**REQUIREMENT 1**
Update the passage on The New Jim Crow between "In 2018, The" and "(Outstanding Non-fiction, 2011)", inclusive, and change "banned books" to "prohibited books".
**REQUIREMENT 2**
Write the next part of the passage on The New Jim Crow, picking up after its final sentence.

**EXERCISE PASSAGE**
------------------------
In 2018, The New Jim Crow was listed as one of several banned books that inmates in New Jersey state correctional facilities could not possess.

The 10th anniversary edition (2020) was discussed with Ellen DeGeneres on The Ellen Show on network TV, and reviewed on the front page of the New York Times Book Review section on January 19, 2020.

The New Jim Crow was listed in The Chronicle of Higher Education as one of the 11 best scholarly books of the 2010s, chosen by Stefan M. Bradley. In 2024, it was ranked #69 in the New York Times list of best 100 books of the 21st century.

== Awards ==
- Winner, NAACP Image Awards (Outstanding Non-fiction, 2011)
- Winner of the National Council on Crime and Delinquency's Prevention for a Safer Society (PASS) Award
- Winner of the Constitution Project's 2010 Constitutional Commentary Award
- 2010 IPPY Award: Silver Medal in Current Events II (Social Issues/Public Affairs/Ecological/Humanitarian) category
- Winner of the 2010 Association of Humanist Sociology Book Award
- Finalist, Silver Gavel Award
- Finalist, Phi Beta Kappa Emerson Award
- Finalist, Letitia Woods Brown Book Award

== Translations ==

- El color de la justicia: la nueva segregación racial en Estados Unidos. Translated by Carmen Valle and Ethel Odriozola. New York City: The New Press. 2017. ISBN 9781620972748.

== Notes ==
a.The persistently lingering result of the lack of land reform, of the fact that the former slaves were not granted any of the property on which they had long labored (unlike many European serfs, emancipated and economically empowered to various degrees by that time, their American counterparts ended up with nothing), is the present extremely inequitable distribution of wealth in the United States along racial lines. 150 years after the Civil War, the median wealth of a black family is a small fraction of the median wealth of a white family.
------------------------
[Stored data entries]

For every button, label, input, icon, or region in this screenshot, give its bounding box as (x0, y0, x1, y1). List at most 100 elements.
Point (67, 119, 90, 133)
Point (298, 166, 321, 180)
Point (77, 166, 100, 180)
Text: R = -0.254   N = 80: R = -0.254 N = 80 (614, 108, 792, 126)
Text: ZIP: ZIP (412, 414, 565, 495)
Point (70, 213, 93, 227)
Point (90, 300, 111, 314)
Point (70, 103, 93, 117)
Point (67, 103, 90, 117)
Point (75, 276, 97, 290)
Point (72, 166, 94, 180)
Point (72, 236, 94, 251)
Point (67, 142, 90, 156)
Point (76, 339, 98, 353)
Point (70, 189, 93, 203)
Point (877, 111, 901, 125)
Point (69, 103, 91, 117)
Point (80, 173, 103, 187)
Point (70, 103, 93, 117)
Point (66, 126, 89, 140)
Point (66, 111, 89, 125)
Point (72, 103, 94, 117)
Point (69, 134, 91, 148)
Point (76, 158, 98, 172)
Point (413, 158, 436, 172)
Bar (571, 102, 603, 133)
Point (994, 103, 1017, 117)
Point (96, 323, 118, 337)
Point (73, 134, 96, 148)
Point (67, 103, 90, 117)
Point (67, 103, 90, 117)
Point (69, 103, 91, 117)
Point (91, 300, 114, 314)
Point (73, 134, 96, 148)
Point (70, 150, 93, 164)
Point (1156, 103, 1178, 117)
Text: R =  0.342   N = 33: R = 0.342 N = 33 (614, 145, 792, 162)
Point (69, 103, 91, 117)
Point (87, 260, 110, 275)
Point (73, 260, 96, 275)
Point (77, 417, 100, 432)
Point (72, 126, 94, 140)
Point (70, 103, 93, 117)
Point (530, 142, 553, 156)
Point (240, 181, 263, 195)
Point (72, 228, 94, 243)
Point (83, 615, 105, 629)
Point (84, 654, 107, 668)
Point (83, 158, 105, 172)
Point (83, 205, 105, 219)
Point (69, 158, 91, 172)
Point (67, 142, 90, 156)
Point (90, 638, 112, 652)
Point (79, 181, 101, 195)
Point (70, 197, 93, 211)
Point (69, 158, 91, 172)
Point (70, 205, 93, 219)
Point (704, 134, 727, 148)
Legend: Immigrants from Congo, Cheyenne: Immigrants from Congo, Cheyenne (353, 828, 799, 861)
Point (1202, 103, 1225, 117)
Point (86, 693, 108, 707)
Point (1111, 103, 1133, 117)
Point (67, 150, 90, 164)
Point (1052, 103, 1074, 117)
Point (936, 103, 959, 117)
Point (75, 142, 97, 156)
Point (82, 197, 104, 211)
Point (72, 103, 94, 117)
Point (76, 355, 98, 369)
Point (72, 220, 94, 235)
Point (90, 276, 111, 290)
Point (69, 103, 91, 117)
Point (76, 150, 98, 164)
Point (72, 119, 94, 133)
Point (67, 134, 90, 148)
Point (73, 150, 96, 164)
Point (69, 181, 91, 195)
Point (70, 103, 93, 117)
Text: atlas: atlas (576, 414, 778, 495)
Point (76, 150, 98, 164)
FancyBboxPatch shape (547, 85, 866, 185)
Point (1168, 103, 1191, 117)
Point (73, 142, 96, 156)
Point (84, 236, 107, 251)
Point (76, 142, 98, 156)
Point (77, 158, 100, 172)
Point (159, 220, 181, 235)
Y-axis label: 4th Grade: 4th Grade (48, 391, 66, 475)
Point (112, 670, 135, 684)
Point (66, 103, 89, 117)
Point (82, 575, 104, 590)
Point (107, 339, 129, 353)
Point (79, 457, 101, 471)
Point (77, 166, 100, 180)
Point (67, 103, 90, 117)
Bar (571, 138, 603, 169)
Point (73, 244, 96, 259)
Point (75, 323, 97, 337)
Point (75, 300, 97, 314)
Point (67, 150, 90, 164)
------------------------
**EXERCISE RESULT 1**
In 2018, The New Jim Crow was listed as one of several prohibited books that inmates in New Jersey state correctional facilities could not possess.

The 10th anniversary edition (2020) was discussed with Ellen DeGeneres on The Ellen Show on network TV, and reviewed on the front page of the New York Times Book Review section on January 19, 2020.

The New Jim Crow was listed in The Chronicle of Higher Education as one of the 11 best scholarly books of the 2010s, chosen by Stefan M. Bradley. In 2024, it was ranked #69 in the New York Times list of best 100 books of the 21st century.

== Awards ==
- Winner, NAACP Image Awards (Outstanding Non-fiction, 2011)

**EXERCISE RESULT 2**
b.According to Ruth W. Grant of Duke University, the author of the book Strings Attached: Untangling the Ethics of Incentives (Princeton University Press 2011, ISBN 978-0-691-15160-1), the expediency-based plea bargain process, in which 90 to 95% of felony prosecutions never go to trial, but are settled by the defendant pleading guilty, undermines the purpose and challenges the legitimacy of the justice system. Justice won't take place, because "either the defendant is guilty, but gets off easy by copping a plea, or the defendant is innocent but pleads guilty to avoid the risk of greater punishment". The question of guilt is decided without adjudicating the evidence-the fundamental process of determining the truth and assigning proportionate punishment does not take place.

c.Michelle Alexander suggested in a March 2012 New York Times article a possible strategy (she attributed the idea to Susan Burton) for coping with the unjust criminal justice system. If large numbers of the accused could be persuaded to opt out of plea bargaining and demand a full trial by jury, to which they are constitutionally entitled, the criminal justice system in its present form would be unable to continue because of lack of resources (it would "crash"). This last resort strategy is controversial, as some would end up with extremely harsh sentences, but, it is argued, progress often cannot be made without sacrifice.